Only the lines holding the string "Females" are needed. Copy each one.

Data items:
##############################

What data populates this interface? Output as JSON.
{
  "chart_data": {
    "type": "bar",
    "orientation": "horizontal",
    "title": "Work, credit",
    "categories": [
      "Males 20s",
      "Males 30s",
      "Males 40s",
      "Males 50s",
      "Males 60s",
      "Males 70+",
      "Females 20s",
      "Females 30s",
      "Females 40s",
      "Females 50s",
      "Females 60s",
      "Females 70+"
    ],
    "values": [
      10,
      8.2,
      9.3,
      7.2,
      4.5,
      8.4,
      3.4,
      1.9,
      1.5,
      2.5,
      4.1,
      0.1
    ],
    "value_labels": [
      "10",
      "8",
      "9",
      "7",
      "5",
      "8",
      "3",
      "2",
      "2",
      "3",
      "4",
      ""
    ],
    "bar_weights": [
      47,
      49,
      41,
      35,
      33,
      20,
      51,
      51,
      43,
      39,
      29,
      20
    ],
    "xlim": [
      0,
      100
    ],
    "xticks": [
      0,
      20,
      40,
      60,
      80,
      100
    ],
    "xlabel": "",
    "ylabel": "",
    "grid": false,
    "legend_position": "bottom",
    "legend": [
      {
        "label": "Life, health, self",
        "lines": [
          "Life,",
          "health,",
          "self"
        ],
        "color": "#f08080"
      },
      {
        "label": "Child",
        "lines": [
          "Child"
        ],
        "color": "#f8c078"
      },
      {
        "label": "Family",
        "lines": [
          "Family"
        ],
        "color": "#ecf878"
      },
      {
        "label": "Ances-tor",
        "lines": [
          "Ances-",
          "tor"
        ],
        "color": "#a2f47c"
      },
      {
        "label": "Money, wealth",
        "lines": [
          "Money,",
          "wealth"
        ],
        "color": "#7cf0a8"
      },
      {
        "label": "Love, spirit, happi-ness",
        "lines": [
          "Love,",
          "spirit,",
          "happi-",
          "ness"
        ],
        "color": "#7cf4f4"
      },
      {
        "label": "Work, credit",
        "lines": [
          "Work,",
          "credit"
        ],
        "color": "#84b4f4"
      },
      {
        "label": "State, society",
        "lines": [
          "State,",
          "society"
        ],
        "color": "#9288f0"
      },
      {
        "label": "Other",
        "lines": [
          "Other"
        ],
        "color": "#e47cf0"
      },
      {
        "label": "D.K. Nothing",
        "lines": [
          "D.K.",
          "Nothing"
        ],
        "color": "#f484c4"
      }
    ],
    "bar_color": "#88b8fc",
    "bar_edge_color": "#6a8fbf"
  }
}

##############################

[RESULT OF THE TASK]
      "Females 20s",
      "Females 30s",
      "Females 40s",
      "Females 50s",
      "Females 60s",
      "Females 70+"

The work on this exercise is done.